[Records about charts and figures]
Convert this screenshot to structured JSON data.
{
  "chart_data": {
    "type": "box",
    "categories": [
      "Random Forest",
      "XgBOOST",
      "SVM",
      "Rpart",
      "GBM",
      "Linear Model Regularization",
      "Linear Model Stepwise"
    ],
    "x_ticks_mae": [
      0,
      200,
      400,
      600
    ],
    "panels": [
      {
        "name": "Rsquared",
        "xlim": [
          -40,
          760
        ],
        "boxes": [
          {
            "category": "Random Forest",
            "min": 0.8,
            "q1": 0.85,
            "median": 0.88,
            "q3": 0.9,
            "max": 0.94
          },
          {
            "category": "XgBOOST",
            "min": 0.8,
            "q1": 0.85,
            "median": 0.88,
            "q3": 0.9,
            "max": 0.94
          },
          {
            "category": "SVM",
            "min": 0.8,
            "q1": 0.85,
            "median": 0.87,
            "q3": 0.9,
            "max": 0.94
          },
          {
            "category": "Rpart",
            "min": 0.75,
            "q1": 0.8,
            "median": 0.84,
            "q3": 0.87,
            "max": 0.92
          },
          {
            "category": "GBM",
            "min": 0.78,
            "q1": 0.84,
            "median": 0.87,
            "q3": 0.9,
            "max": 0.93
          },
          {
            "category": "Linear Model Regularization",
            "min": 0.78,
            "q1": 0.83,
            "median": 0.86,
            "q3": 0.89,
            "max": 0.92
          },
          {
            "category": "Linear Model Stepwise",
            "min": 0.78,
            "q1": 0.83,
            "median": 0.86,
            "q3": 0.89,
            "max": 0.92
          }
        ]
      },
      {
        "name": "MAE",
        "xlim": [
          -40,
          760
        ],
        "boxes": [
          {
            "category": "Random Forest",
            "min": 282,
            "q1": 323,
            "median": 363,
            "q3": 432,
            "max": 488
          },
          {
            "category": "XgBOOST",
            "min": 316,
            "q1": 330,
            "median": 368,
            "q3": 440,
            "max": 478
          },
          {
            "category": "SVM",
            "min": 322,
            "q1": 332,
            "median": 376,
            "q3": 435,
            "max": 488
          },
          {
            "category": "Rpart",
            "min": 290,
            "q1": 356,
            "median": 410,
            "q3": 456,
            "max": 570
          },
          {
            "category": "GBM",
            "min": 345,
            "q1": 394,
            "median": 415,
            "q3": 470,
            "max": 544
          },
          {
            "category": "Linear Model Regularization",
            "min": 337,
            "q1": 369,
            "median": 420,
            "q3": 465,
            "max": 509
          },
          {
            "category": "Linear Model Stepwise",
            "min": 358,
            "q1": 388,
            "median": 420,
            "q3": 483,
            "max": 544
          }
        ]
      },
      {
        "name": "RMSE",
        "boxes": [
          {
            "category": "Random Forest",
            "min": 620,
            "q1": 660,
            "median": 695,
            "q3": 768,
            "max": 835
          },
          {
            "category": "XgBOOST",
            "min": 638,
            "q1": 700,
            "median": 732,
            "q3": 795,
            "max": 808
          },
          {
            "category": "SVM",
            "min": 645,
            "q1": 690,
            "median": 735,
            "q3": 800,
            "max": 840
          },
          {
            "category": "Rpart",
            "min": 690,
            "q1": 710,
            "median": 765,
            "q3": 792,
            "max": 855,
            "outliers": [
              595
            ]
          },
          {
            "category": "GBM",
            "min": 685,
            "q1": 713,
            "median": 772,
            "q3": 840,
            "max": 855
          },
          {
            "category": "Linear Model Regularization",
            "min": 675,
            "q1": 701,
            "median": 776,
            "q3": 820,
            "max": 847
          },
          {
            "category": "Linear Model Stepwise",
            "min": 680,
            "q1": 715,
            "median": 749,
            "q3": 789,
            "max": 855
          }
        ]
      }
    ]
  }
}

_Challenge_
Take the entries and copy them out exactly.

_Final result_
Convert this screenshot to structured JSON data.
{
  "chart_data": {
    "type": "box",
    "categories": [
      "Random Forest",
      "XgBOOST",
      "SVM",
      "Rpart",
      "GBM",
      "Linear Model Regularization",
      "Linear Model Stepwise"
    ],
    "x_ticks_mae": [
      0,
      200,
      400,
      600
    ],
    "panels": [
      {
        "name": "Rsquared",
        "xlim": [
          -40,
          760
        ],
        "boxes": [
          {
            "category": "Random Forest",
            "min": 0.8,
            "q1": 0.85,
            "median": 0.88,
            "q3": 0.9,
            "max": 0.94
          },
          {
            "category": "XgBOOST",
            "min": 0.8,
            "q1": 0.85,
            "median": 0.88,
            "q3": 0.9,
            "max": 0.94
          },
          {
            "category": "SVM",
            "min": 0.8,
            "q1": 0.85,
            "median": 0.87,
            "q3": 0.9,
            "max": 0.94
          },
          {
            "category": "Rpart",
            "min": 0.75,
            "q1": 0.8,
            "median": 0.84,
            "q3": 0.87,
            "max": 0.92
          },
          {
            "category": "GBM",
            "min": 0.78,
            "q1": 0.84,
            "median": 0.87,
            "q3": 0.9,
            "max": 0.93
          },
          {
            "category": "Linear Model Regularization",
            "min": 0.78,
            "q1": 0.83,
            "median": 0.86,
            "q3": 0.89,
            "max": 0.92
          },
          {
            "category": "Linear Model Stepwise",
            "min": 0.78,
            "q1": 0.83,
            "median": 0.86,
            "q3": 0.89,
            "max": 0.92
          }
        ]
      },
      {
        "name": "MAE",
        "xlim": [
          -40,
          760
        ],
        "boxes": [
          {
            "category": "Random Forest",
            "min": 282,
            "q1": 323,
            "median": 363,
            "q3": 432,
            "max": 488
          },
          {
            "category": "XgBOOST",
            "min": 316,
            "q1": 330,
            "median": 368,
            "q3": 440,
            "max": 478
          },
          {
            "category": "SVM",
            "min": 322,
            "q1": 332,
            "median": 376,
            "q3": 435,
            "max": 488
          },
          {
            "category": "Rpart",
            "min": 290,
            "q1": 356,
            "median": 410,
            "q3": 456,
            "max": 570
          },
          {
            "category": "GBM",
            "min": 345,
            "q1": 394,
            "median": 415,
            "q3": 470,
            "max": 544
          },
          {
            "category": "Linear Model Regularization",
            "min": 337,
            "q1": 369,
            "median": 420,
            "q3": 465,
            "max": 509
          },
          {
            "category": "Linear Model Stepwise",
            "min": 358,
            "q1": 388,
            "median": 420,
            "q3": 483,
            "max": 544
          }
        ]
      },
      {
        "name": "RMSE",
        "boxes": [
          {
            "category": "Random Forest",
            "min": 620,
            "q1": 660,
            "median": 695,
            "q3": 768,
            "max": 835
          },
          {
            "category": "XgBOOST",
            "min": 638,
            "q1": 700,
            "median": 732,
            "q3": 795,
            "max": 808
          },
          {
            "category": "SVM",
            "min": 645,
            "q1": 690,
            "median": 735,
            "q3": 800,
            "max": 840
          },
          {
            "category": "Rpart",
            "min": 690,
            "q1": 710,
            "median": 765,
            "q3": 792,
            "max": 855,
            "outliers": [
              595
            ]
          },
          {
            "category": "GBM",
            "min": 685,
            "q1": 713,
            "median": 772,
            "q3": 840,
            "max": 855
          },
          {
            "category": "Linear Model Regularization",
            "min": 675,
            "q1": 701,
            "median": 776,
            "q3": 820,
            "max": 847
          },
          {
            "category": "Linear Model Stepwise",
            "min": 680,
            "q1": 715,
            "median": 749,
            "q3": 789,
            "max": 855
          }
        ]
      }
    ]
  }
}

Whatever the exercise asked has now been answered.